## Aim of the task
State the number of lines that contain "name", with no other text.

## Information shown
================================
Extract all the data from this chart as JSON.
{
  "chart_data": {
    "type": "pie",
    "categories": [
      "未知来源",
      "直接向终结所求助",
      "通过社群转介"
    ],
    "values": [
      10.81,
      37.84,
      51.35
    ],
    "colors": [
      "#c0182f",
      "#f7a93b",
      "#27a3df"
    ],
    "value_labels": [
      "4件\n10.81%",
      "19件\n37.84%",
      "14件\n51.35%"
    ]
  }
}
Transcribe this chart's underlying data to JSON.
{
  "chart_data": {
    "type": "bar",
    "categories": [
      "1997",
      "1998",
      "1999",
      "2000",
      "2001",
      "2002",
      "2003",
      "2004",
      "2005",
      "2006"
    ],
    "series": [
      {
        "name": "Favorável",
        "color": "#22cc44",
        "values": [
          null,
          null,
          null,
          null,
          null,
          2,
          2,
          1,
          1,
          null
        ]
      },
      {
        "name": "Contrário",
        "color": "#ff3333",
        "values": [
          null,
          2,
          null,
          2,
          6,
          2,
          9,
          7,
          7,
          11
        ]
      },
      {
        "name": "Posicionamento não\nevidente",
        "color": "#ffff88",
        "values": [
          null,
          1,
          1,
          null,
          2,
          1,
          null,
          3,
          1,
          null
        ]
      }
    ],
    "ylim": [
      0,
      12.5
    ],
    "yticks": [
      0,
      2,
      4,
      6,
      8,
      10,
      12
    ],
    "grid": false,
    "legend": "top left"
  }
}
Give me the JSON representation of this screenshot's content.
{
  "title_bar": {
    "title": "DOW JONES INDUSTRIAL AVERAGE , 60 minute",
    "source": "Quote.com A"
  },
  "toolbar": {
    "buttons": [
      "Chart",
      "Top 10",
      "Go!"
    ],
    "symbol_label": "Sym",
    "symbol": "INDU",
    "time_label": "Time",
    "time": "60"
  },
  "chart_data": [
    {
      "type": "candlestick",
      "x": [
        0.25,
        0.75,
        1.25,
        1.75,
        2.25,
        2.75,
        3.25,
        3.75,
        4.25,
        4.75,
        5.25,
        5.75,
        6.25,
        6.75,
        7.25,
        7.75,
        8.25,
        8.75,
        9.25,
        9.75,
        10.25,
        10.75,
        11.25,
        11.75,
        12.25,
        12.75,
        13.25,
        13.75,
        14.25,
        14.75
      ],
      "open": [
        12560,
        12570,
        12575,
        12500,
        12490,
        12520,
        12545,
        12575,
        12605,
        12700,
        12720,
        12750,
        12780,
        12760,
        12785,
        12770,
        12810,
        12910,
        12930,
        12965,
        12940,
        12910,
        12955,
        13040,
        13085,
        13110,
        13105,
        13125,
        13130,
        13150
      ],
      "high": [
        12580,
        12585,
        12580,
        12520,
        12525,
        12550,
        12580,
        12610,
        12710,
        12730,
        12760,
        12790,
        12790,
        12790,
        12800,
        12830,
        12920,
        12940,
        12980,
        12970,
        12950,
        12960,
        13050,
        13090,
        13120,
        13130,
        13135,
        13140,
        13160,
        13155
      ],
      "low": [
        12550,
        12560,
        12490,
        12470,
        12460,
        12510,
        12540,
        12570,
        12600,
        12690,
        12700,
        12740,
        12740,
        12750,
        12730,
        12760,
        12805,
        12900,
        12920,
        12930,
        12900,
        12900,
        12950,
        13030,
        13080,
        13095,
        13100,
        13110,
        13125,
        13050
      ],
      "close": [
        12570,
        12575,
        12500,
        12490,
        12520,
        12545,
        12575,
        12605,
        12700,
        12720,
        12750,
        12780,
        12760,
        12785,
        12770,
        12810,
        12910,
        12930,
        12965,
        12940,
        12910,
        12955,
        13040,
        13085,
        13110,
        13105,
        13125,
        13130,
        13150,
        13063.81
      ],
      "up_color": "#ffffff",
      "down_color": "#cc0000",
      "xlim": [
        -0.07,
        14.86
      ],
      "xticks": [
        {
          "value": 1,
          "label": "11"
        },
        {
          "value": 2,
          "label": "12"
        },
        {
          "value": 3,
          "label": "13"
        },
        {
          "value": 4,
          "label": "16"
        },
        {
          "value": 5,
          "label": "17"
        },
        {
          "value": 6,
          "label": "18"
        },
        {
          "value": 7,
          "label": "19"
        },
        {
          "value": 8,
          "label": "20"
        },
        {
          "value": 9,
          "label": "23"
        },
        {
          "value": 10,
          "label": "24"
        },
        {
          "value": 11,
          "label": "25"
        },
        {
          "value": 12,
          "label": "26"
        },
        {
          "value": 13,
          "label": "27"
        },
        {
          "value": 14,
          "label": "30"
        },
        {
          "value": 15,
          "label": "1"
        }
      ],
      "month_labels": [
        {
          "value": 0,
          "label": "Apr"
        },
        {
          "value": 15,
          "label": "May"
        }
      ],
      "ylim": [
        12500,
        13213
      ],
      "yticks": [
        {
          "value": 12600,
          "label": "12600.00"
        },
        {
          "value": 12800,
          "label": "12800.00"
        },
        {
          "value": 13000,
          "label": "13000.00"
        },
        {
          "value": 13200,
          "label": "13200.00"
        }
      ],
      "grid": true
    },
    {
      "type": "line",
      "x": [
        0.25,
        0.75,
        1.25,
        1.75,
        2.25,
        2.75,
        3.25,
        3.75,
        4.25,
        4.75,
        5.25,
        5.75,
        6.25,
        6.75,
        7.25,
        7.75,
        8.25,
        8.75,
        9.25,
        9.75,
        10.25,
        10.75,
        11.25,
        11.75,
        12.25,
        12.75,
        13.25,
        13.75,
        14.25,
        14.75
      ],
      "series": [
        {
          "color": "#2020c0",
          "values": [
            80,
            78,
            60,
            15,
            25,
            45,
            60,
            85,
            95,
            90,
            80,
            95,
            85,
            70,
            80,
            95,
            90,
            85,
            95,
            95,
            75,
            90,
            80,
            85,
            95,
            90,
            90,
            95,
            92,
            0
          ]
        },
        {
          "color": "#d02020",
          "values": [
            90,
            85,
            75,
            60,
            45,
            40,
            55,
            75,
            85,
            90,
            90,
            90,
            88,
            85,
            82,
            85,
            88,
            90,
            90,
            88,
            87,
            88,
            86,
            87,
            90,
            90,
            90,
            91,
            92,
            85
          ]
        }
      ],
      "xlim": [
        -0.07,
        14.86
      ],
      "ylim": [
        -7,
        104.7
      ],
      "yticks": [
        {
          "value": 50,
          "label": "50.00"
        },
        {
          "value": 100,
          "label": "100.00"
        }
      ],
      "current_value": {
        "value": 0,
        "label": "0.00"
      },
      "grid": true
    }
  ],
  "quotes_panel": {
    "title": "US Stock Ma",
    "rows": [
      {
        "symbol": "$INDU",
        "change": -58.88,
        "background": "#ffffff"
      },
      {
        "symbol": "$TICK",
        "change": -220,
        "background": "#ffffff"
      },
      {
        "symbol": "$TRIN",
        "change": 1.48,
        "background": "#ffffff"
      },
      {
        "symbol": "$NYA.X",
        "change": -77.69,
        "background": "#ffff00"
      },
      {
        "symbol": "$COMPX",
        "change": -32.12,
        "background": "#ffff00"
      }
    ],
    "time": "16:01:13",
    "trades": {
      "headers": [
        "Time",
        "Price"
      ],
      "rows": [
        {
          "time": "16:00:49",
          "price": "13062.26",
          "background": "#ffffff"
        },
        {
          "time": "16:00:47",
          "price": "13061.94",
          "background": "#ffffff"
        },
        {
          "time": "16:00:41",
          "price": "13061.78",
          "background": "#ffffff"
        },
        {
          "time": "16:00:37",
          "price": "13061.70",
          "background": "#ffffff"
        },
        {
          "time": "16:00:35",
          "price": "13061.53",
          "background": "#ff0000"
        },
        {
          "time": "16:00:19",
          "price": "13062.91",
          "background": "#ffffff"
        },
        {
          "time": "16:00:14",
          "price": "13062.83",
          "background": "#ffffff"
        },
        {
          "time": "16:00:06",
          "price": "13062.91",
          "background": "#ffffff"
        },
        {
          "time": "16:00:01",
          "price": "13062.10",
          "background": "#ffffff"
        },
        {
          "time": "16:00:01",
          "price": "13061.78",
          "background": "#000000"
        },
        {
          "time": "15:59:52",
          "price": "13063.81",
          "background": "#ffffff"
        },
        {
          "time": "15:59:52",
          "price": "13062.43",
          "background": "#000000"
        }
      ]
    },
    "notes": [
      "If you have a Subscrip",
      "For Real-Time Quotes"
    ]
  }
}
================================
## Solution for this problem
3